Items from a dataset
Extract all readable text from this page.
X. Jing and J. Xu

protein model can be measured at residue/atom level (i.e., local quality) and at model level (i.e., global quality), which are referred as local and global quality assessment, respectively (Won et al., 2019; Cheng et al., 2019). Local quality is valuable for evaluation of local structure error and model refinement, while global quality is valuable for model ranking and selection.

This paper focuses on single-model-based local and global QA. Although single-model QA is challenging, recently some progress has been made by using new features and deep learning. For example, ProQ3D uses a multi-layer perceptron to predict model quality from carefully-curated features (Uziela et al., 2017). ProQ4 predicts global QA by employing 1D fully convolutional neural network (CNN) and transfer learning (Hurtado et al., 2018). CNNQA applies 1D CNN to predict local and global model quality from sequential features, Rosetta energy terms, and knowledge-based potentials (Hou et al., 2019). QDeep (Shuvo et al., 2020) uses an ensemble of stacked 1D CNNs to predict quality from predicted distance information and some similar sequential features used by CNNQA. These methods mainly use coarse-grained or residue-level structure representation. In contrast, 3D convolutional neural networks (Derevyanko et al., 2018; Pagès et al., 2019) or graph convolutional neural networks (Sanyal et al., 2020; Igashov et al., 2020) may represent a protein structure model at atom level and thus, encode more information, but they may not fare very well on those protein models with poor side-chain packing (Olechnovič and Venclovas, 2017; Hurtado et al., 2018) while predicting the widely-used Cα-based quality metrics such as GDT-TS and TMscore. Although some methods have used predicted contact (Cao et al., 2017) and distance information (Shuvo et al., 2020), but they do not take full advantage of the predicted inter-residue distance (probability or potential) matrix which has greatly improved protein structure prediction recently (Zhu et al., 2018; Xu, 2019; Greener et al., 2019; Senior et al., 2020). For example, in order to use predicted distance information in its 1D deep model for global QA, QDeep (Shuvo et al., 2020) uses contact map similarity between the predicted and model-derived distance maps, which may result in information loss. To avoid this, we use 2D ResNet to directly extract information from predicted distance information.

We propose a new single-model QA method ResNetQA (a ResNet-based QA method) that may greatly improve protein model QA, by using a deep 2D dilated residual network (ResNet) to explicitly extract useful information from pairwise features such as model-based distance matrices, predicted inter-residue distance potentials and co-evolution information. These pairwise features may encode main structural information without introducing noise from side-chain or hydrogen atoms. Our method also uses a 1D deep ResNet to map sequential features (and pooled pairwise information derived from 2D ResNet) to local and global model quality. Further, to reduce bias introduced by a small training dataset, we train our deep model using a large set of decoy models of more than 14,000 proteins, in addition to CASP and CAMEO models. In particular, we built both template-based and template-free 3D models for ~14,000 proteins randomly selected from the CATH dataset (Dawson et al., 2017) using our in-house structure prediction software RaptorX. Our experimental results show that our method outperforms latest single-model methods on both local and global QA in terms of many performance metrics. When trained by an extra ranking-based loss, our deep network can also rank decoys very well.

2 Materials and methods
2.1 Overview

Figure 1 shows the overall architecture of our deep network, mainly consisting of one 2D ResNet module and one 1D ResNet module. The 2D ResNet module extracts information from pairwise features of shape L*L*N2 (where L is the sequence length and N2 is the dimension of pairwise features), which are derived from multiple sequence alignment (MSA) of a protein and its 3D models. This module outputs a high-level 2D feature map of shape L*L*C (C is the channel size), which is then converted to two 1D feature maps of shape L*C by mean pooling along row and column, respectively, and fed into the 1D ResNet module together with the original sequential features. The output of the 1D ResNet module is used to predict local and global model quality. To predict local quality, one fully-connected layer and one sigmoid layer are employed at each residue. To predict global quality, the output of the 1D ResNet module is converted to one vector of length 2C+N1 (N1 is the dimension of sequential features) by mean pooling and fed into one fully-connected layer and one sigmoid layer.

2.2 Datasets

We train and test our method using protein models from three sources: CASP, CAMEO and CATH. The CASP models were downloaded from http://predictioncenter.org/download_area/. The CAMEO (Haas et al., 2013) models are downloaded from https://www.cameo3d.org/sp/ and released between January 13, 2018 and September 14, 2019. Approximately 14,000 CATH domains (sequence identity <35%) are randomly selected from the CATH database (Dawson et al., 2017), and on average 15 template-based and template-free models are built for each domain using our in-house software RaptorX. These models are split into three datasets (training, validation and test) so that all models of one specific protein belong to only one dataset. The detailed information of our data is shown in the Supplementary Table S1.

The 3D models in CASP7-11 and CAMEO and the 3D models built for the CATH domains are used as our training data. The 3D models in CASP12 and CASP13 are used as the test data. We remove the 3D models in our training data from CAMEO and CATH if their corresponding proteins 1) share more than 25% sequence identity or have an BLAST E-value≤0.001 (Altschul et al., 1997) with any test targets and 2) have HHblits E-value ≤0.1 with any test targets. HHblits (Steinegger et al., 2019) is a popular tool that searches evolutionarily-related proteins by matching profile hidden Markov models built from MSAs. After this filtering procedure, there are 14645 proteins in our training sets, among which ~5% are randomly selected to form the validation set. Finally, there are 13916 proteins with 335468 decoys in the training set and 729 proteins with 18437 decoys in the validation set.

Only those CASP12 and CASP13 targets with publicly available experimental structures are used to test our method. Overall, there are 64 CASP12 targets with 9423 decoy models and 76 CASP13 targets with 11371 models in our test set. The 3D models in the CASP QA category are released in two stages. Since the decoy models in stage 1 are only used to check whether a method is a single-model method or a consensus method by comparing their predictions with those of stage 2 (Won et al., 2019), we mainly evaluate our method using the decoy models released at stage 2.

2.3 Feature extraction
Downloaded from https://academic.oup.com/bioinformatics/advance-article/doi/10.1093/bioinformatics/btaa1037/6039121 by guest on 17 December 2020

==

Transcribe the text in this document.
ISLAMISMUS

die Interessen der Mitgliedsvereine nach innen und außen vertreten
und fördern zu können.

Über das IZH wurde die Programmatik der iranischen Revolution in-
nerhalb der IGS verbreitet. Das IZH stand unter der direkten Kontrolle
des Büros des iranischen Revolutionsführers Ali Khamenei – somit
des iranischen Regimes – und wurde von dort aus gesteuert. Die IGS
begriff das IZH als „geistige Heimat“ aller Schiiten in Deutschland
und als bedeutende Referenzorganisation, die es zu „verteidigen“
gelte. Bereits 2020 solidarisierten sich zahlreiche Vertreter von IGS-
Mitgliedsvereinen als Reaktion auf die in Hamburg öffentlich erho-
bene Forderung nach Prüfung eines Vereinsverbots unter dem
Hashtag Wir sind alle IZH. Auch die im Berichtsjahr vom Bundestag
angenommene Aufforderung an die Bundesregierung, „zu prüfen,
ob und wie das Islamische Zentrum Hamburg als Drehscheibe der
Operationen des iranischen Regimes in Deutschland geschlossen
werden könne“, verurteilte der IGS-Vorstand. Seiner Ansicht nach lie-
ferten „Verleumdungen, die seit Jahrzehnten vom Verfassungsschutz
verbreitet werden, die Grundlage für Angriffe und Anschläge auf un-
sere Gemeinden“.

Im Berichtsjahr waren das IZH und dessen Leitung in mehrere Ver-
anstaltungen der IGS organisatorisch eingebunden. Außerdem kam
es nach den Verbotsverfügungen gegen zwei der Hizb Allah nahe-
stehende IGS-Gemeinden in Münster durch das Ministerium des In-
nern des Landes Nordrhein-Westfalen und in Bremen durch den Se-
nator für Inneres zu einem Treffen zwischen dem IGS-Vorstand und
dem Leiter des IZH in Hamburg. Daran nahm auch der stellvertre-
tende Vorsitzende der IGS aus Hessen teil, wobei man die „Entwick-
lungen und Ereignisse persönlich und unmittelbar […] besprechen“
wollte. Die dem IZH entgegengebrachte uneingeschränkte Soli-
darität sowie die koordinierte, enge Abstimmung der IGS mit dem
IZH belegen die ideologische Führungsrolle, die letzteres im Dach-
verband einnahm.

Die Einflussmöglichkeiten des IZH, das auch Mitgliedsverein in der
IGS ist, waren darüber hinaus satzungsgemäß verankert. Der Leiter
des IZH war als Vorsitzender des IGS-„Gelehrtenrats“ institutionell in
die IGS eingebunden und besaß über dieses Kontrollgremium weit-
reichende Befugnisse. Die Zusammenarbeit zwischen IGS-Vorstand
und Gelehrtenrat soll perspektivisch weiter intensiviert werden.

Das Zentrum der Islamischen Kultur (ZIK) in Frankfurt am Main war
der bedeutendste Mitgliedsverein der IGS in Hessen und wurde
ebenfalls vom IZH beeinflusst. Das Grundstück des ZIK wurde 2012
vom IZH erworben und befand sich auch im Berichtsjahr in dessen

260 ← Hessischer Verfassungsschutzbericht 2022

- What is expected -
Each line above with the word "Hamburg" needs to be copied.

- Result for this exercise -
Mitgliedsvereinen als Reaktion auf die in Hamburg öffentlich erho-
ob und wie das Islamische Zentrum Hamburg als Drehscheibe der
dem Leiter des IZH in Hamburg. Daran nahm auch der stellvertre-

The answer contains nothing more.